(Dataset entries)

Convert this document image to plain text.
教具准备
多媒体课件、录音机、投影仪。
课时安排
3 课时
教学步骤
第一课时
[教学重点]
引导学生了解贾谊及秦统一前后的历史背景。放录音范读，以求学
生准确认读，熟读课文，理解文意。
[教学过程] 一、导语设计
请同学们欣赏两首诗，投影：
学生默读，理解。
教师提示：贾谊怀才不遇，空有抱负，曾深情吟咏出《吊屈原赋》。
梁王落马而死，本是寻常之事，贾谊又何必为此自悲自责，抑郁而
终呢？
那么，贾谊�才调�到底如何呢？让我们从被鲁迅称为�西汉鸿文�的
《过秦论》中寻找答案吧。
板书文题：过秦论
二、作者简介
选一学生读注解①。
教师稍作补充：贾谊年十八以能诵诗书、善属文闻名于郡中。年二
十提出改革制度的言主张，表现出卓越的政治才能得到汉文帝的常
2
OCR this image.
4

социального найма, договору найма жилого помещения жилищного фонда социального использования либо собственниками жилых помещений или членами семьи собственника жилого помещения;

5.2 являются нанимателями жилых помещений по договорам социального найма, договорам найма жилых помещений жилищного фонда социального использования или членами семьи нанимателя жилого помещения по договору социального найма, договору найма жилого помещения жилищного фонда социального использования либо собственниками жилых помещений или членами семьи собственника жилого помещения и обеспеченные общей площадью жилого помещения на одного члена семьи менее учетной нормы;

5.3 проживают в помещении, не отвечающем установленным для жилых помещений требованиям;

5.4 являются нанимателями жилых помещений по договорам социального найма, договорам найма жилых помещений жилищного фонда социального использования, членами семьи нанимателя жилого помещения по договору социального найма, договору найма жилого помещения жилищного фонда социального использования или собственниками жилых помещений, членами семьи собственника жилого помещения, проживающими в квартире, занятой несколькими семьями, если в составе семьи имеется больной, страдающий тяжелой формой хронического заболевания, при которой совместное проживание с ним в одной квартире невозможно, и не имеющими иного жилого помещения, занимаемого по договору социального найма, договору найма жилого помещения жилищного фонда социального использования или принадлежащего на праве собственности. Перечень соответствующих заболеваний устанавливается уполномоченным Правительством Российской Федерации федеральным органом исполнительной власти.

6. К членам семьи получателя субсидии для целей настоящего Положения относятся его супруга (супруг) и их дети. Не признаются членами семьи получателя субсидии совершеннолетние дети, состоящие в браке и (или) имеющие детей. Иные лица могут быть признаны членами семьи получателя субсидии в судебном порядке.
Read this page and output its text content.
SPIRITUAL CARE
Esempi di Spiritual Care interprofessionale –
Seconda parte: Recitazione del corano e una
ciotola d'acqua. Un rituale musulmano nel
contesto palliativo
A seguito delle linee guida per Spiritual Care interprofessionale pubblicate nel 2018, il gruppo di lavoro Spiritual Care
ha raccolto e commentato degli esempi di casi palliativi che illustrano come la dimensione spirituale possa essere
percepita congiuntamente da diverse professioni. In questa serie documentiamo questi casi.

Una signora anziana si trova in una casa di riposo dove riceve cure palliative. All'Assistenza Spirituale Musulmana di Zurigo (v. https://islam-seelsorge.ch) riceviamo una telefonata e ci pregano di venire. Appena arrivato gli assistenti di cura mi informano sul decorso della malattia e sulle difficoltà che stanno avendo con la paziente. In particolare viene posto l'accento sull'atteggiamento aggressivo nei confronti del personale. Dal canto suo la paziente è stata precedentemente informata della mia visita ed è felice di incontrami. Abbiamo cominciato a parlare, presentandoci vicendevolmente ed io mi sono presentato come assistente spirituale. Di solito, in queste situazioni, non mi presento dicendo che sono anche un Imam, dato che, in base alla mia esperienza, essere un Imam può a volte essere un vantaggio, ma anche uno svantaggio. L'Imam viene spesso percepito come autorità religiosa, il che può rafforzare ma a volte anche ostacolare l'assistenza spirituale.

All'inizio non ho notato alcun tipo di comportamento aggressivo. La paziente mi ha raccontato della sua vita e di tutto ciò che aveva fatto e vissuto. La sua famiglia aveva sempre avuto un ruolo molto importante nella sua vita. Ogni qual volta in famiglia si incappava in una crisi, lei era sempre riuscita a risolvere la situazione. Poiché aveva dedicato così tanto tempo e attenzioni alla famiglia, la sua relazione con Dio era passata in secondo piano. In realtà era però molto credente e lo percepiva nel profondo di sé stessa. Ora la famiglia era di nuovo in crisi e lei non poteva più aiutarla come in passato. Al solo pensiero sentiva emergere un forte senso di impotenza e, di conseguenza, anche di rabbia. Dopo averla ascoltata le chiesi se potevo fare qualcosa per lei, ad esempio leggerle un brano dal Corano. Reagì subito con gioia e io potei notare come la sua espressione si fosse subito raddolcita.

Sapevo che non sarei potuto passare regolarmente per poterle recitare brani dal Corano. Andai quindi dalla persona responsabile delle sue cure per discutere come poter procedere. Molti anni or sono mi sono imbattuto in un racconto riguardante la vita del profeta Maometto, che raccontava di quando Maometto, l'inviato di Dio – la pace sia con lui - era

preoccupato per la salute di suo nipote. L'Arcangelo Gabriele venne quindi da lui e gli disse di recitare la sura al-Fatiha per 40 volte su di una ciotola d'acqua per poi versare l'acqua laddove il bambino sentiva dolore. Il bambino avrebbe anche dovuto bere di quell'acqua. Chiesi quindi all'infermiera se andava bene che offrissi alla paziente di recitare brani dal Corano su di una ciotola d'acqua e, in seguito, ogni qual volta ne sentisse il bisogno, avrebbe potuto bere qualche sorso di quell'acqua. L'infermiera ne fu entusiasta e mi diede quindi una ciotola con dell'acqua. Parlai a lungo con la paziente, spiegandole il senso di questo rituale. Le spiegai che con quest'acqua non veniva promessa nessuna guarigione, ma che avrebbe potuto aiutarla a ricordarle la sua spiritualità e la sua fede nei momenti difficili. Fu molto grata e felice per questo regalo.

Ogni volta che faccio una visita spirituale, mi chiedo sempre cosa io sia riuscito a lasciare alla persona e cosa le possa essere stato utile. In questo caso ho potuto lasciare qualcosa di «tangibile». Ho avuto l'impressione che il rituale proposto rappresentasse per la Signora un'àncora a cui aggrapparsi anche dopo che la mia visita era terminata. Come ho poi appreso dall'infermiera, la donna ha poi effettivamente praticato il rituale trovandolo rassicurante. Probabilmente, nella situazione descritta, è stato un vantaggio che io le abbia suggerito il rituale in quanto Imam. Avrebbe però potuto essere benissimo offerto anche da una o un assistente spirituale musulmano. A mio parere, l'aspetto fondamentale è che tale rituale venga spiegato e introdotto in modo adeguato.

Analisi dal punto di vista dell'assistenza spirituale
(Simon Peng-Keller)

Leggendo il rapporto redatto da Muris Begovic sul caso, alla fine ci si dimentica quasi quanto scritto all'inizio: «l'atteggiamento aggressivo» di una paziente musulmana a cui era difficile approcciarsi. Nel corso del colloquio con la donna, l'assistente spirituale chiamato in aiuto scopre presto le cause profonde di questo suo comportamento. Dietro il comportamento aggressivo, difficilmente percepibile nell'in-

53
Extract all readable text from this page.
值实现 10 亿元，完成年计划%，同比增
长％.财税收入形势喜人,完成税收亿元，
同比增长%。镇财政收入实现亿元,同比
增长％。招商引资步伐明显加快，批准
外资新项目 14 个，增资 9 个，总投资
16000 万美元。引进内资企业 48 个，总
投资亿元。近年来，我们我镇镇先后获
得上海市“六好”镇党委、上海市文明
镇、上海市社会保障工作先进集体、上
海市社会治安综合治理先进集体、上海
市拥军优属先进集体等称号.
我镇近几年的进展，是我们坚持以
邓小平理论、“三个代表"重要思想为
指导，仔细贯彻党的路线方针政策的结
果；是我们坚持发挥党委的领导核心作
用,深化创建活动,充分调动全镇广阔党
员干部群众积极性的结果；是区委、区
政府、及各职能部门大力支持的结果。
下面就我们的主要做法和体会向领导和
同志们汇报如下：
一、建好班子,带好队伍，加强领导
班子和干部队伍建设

Goal of the exercise: Search the listing for the word "image". Copy every line in which it occurs.

Correct output:
Convert this document image to plain text.
OCR this image.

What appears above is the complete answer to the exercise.